**WHAT YOU HAVE TO DO:**
Select lines where the word "Mars" appears.

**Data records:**
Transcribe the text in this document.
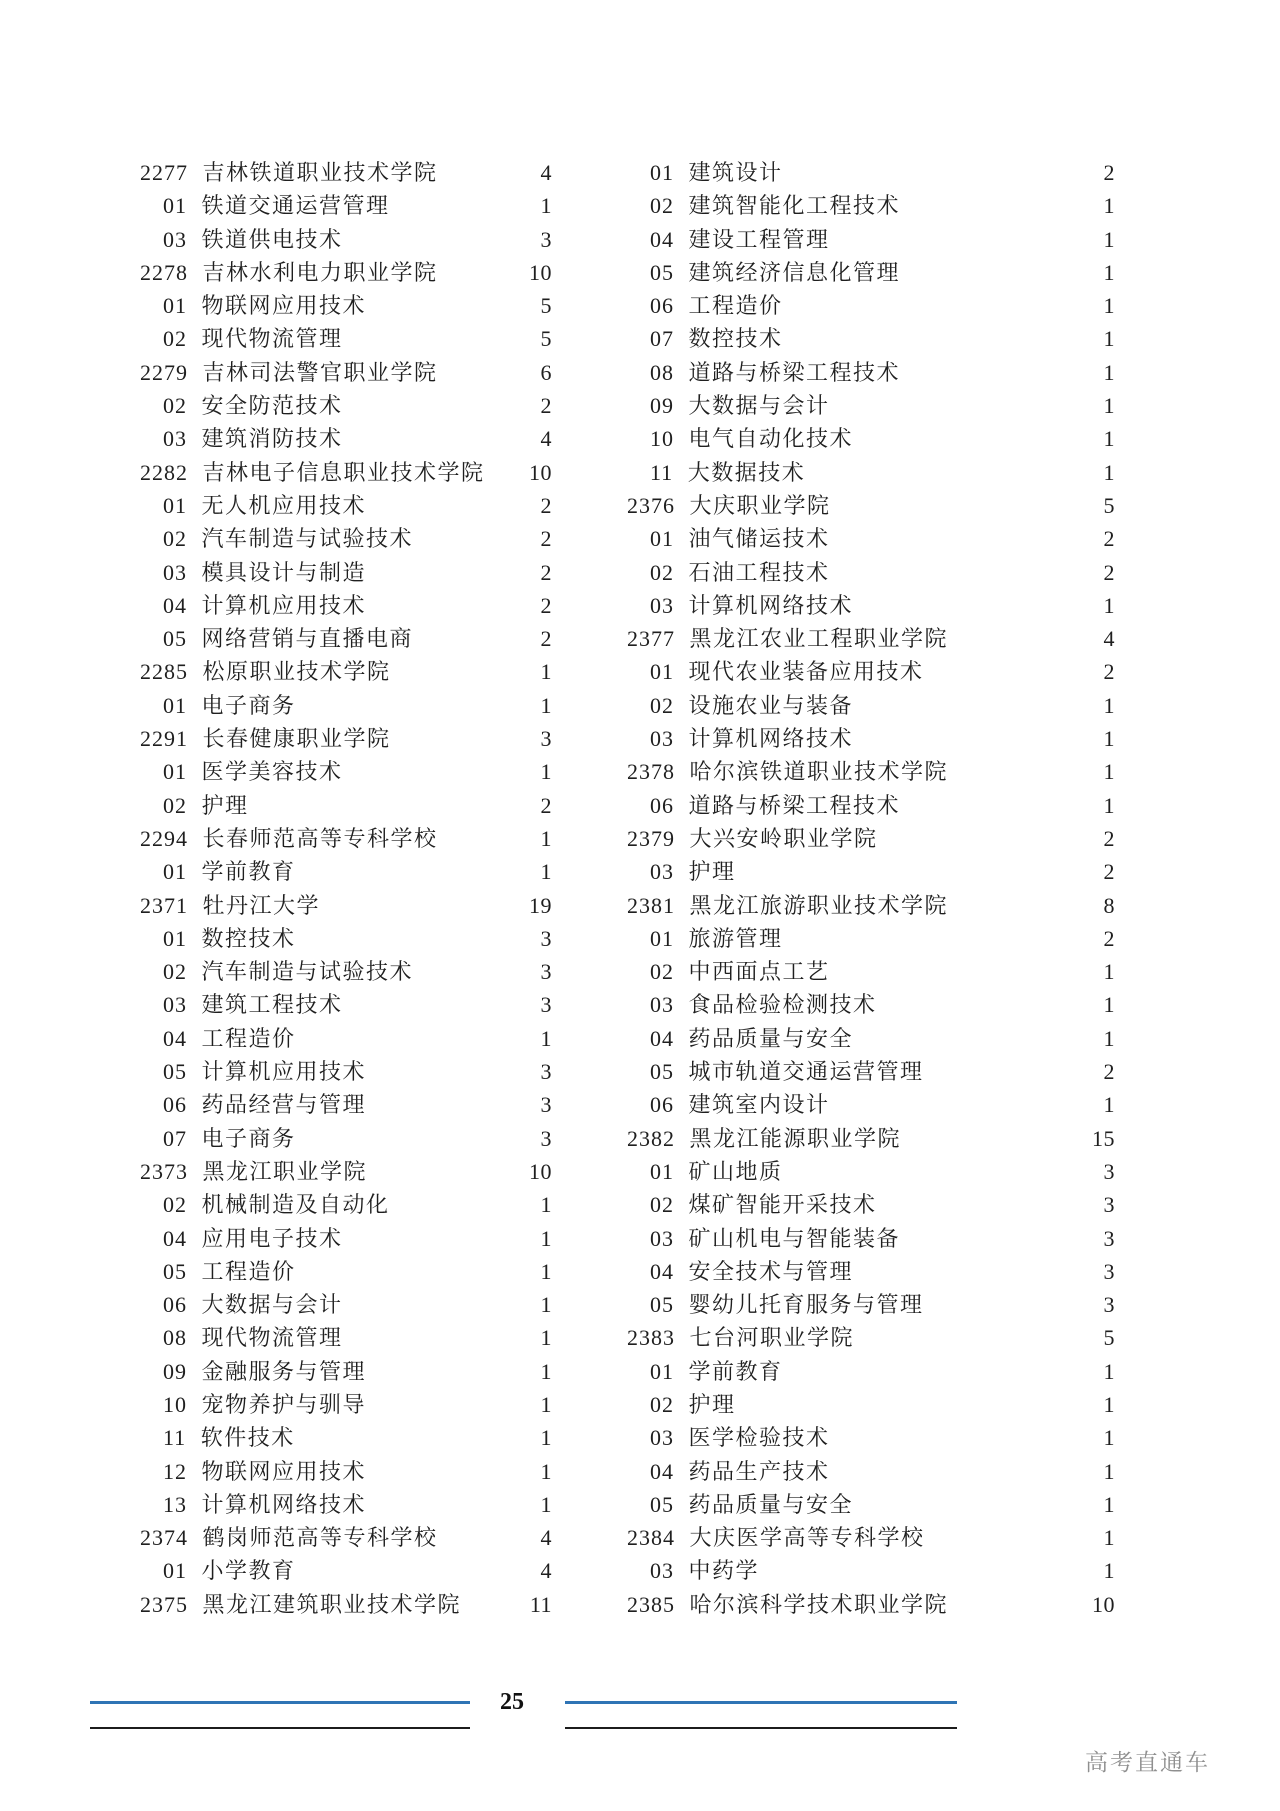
2277 吉林铁道职业技术学院	4
01 铁道交通运营管理	1
03 铁道供电技术	3
2278 吉林水利电力职业学院	10
01 物联网应用技术	5
02 现代物流管理	5
2279 吉林司法警官职业学院	6
02 安全防范技术	2
03 建筑消防技术	4
2282 吉林电子信息职业技术学院 10
01 无人机应用技术	2
02 汽车制造与试验技术	2
03 模具设计与制造	2
04 计算机应用技术	2
05 网络营销与直播电商	2
2285 松原职业技术学院	1
01 电子商务	1
2291 长春健康职业学院	3
01 医学美容技术	1
02 护理	2
2294 长春师范高等专科学校	1
01 学前教育	1
2371 牡丹江大学	19
01 数控技术	3
02 汽车制造与试验技术	3
03 建筑工程技术	3
04 工程造价	1
05 计算机应用技术	3
06 药品经营与管理	3
07 电子商务	3
2373 黑龙江职业学院	10
02 机械制造及自动化	1
04 应用电子技术	1
05 工程造价	1
06 大数据与会计	1
08 现代物流管理	1
09 金融服务与管理	1
10 宠物养护与驯导	1
11 软件技术	1
12 物联网应用技术	1
13 计算机网络技术	1
2374 鹤岗师范高等专科学校	4
01 小学教育	4
2375 黑龙江建筑职业技术学院	11
01 建筑设计	2
02 建筑智能化工程技术	1
04 建设工程管理	1
05 建筑经济信息化管理	1
06 工程造价	1
07 数控技术	1
08 道路与桥梁工程技术	1
09 大数据与会计	1
10 电气自动化技术	1
11 大数据技术	1
2376 大庆职业学院	5
01 油气储运技术	2
02 石油工程技术	2
03 计算机网络技术	1
2377 黑龙江农业工程职业学院	4
01 现代农业装备应用技术	2
02 设施农业与装备	1
03 计算机网络技术	1
2378 哈尔滨铁道职业技术学院	1
06 道路与桥梁工程技术	1
2379 大兴安岭职业学院	2
03 护理	2
2381 黑龙江旅游职业技术学院	8
01 旅游管理	2
02 中西面点工艺	1
03 食品检验检测技术	1
04 药品质量与安全	1
05 城市轨道交通运营管理	2
06 建筑室内设计	1
2382 黑龙江能源职业学院	15
01 矿山地质	3
02 煤矿智能开采技术	3
03 矿山机电与智能装备	3
04 安全技术与管理	3
05 婴幼儿托育服务与管理	3
2383 七台河职业学院	5
01 学前教育	1
02 护理	1
03 医学检验技术	1
04 药品生产技术	1
05 药品质量与安全	1
2384 大庆医学高等专科学校	1
03 中药学	1
2385 哈尔滨科学技术职业学院	10
25
高考直通车
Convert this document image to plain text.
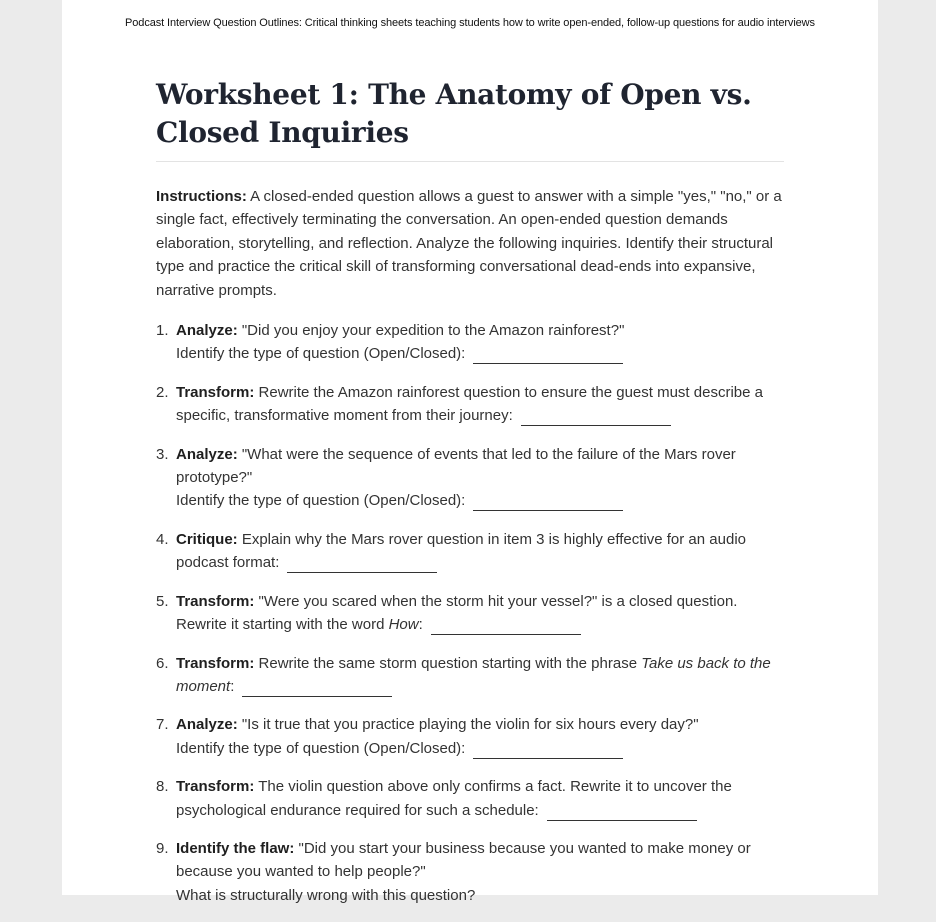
Podcast Interview Question Outlines: Critical thinking sheets teaching students how to write open-ended, follow-up questions for audio interviews
Worksheet 1: The Anatomy of Open vs. Closed Inquiries

Instructions: A closed-ended question allows a guest to answer with a simple "yes," "no," or a single fact, effectively terminating the conversation. An open-ended question demands elaboration, storytelling, and reflection. Analyze the following inquiries. Identify their structural type and practice the critical skill of transforming conversational dead-ends into expansive, narrative prompts.

1. Analyze: "Did you enjoy your expedition to the Amazon rainforest?"
Identify the type of question (Open/Closed):
2. Transform: Rewrite the Amazon rainforest question to ensure the guest must describe a specific, transformative moment from their journey:
3. Analyze: "What were the sequence of events that led to the failure of the Mars rover prototype?"
Identify the type of question (Open/Closed):
4. Critique: Explain why the Mars rover question in item 3 is highly effective for an audio podcast format:
5. Transform: "Were you scared when the storm hit your vessel?" is a closed question. Rewrite it starting with the word How:
6. Transform: Rewrite the same storm question starting with the phrase Take us back to the moment:
7. Analyze: "Is it true that you practice playing the violin for six hours every day?"
Identify the type of question (Open/Closed):
8. Transform: The violin question above only confirms a fact. Rewrite it to uncover the psychological endurance required for such a schedule:
9. Identify the flaw: "Did you start your business because you wanted to make money or because you wanted to help people?"
What is structurally wrong with this question?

**RESULT FOR THIS TASK:**
3. Analyze: "What were the sequence of events that led to the failure of the Mars rover prototype?"
4. Critique: Explain why the Mars rover question in item 3 is highly effective for an audio podcast format:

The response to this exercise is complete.